-- Start THE INPUT --

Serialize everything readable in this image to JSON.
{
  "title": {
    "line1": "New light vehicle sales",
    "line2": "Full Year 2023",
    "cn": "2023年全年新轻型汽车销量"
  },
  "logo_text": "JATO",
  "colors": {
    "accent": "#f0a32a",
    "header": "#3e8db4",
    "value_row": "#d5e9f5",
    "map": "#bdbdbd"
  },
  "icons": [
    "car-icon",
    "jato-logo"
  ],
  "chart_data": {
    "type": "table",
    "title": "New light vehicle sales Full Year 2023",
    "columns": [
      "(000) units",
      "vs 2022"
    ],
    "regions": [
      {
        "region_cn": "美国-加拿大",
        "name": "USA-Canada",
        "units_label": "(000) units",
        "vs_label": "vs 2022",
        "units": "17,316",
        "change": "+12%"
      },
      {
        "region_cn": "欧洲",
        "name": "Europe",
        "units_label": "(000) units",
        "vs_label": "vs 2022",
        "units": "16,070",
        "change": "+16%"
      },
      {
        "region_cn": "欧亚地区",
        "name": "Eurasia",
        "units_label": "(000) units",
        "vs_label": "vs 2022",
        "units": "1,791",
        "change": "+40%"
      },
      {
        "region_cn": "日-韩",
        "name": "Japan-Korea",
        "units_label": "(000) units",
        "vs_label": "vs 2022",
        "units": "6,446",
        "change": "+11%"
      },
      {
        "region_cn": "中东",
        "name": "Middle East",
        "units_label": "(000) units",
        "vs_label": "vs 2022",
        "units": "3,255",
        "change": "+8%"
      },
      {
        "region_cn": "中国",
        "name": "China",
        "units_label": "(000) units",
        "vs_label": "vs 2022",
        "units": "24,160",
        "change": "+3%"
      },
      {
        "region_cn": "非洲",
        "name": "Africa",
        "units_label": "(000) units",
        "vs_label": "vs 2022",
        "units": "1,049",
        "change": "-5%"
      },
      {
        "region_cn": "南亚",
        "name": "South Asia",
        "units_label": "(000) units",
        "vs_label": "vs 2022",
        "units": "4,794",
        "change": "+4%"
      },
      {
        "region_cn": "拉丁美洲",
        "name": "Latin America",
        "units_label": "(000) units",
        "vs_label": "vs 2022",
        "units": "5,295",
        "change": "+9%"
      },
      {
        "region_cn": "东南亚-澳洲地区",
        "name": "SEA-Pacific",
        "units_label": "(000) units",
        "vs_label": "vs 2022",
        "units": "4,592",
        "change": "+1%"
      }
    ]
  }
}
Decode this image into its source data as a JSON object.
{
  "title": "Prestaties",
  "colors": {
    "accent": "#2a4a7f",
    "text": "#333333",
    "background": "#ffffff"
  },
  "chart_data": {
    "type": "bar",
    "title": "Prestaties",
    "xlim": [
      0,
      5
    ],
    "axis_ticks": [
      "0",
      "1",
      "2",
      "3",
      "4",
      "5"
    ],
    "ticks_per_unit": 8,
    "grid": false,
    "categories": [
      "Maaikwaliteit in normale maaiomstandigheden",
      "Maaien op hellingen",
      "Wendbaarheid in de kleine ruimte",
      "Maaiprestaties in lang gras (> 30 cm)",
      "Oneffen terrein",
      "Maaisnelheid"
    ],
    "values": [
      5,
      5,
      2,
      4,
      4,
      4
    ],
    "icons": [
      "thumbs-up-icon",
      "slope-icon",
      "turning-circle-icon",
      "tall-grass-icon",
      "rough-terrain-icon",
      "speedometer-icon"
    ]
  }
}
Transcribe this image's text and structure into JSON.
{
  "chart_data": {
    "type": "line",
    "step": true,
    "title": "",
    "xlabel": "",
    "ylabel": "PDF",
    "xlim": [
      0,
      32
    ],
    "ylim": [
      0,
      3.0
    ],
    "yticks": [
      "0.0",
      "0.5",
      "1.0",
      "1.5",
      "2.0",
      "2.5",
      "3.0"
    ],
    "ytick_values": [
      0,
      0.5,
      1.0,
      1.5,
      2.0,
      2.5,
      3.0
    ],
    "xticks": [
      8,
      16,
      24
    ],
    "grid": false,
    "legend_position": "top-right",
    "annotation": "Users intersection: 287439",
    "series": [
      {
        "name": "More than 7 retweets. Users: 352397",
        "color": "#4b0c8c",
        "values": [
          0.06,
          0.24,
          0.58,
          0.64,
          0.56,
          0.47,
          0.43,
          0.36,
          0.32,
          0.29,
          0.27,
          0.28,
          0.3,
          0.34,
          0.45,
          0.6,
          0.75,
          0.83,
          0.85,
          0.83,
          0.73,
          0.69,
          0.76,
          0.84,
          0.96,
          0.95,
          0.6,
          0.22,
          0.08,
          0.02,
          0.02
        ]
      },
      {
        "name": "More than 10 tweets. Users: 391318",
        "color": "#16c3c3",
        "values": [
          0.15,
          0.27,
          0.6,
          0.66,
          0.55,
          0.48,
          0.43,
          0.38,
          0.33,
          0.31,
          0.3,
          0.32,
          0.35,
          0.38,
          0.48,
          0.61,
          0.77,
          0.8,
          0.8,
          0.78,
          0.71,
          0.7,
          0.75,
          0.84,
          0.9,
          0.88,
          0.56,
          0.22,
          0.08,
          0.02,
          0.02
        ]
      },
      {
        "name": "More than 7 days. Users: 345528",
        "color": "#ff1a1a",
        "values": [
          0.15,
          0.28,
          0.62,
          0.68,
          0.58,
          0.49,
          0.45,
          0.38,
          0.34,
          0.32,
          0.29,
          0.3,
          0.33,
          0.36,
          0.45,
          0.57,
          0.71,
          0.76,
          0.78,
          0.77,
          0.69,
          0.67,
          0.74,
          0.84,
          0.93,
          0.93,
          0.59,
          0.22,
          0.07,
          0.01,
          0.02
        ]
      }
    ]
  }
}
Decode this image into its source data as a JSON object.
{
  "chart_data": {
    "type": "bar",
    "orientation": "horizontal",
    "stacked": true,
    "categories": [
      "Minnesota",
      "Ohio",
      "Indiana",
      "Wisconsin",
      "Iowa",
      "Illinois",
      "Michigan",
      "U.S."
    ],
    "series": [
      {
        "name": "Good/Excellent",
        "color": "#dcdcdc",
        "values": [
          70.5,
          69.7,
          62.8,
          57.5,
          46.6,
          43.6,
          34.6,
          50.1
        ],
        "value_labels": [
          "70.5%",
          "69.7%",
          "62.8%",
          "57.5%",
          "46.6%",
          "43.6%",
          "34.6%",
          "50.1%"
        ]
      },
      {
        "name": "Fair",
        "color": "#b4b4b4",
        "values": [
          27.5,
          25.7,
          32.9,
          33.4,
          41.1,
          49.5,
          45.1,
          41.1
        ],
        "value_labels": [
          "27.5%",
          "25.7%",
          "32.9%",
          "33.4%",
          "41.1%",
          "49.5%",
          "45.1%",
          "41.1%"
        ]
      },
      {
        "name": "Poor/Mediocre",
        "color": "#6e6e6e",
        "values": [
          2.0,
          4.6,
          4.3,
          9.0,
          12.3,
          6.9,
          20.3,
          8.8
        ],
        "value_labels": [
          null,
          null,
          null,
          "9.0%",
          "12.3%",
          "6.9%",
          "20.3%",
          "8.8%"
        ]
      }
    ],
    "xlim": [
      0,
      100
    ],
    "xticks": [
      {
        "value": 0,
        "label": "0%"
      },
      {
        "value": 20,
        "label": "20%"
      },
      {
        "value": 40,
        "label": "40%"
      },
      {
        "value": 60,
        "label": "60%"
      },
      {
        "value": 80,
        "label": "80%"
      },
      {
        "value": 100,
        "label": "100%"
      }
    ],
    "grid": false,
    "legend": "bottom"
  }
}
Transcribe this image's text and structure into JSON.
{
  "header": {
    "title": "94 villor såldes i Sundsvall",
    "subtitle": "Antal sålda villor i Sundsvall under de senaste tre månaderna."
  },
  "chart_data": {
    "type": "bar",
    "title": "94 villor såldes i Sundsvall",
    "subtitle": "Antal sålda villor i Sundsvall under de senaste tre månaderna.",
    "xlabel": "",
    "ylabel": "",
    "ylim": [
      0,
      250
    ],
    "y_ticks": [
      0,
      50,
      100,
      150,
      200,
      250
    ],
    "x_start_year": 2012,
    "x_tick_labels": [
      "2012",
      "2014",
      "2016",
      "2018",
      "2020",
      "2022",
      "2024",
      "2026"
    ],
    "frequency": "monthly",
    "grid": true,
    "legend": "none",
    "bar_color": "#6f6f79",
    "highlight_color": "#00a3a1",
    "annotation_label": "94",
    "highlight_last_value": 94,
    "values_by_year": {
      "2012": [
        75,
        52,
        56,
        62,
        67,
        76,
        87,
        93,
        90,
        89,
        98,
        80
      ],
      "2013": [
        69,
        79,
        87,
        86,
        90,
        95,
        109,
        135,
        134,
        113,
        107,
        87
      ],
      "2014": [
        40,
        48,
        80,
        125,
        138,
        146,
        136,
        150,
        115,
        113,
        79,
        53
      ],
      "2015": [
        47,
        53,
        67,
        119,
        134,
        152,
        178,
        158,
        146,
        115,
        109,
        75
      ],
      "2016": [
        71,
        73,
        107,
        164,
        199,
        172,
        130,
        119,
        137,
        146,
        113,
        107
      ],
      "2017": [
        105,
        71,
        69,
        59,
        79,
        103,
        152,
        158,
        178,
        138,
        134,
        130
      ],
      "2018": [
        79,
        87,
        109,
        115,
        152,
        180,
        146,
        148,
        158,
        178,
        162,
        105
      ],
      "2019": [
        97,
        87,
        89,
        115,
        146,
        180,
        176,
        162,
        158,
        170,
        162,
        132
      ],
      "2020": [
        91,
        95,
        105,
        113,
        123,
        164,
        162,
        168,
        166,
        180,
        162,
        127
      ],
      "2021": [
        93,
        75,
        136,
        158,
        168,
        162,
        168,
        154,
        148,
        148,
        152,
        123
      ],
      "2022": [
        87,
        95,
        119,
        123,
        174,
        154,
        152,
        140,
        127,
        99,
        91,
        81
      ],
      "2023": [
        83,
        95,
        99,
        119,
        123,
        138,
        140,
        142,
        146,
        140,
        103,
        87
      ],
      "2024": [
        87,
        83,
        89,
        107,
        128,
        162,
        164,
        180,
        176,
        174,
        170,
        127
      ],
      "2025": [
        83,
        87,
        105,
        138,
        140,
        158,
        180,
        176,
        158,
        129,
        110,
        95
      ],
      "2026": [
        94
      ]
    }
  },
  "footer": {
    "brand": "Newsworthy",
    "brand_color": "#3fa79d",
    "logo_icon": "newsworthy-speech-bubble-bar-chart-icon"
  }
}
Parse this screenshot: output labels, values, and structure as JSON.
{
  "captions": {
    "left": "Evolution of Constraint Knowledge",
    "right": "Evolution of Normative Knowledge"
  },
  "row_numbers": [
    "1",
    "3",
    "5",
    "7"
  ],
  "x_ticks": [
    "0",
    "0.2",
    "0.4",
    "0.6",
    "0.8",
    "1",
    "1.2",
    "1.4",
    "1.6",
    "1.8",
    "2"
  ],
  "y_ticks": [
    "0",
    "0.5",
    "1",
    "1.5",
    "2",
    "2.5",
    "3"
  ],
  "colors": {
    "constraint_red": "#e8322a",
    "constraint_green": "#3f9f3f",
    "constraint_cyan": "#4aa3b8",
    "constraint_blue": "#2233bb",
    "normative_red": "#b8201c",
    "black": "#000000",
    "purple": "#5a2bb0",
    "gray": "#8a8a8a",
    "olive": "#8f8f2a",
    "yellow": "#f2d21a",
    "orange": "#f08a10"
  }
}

-- End THE INPUT --

**WORK REQUIRED:** Only the lines from the one containing "Parse this screenshot: output" to the end of the data should be printed, exactly as they stand.

**ANSWER FOR THIS EXERCISE:**
Parse this screenshot: output labels, values, and structure as JSON.
{
  "captions": {
    "left": "Evolution of Constraint Knowledge",
    "right": "Evolution of Normative Knowledge"
  },
  "row_numbers": [
    "1",
    "3",
    "5",
    "7"
  ],
  "x_ticks": [
    "0",
    "0.2",
    "0.4",
    "0.6",
    "0.8",
    "1",
    "1.2",
    "1.4",
    "1.6",
    "1.8",
    "2"
  ],
  "y_ticks": [
    "0",
    "0.5",
    "1",
    "1.5",
    "2",
    "2.5",
    "3"
  ],
  "colors": {
    "constraint_red": "#e8322a",
    "constraint_green": "#3f9f3f",
    "constraint_cyan": "#4aa3b8",
    "constraint_blue": "#2233bb",
    "normative_red": "#b8201c",
    "black": "#000000",
    "purple": "#5a2bb0",
    "gray": "#8a8a8a",
    "olive": "#8f8f2a",
    "yellow": "#f2d21a",
    "orange": "#f08a10"
  }
}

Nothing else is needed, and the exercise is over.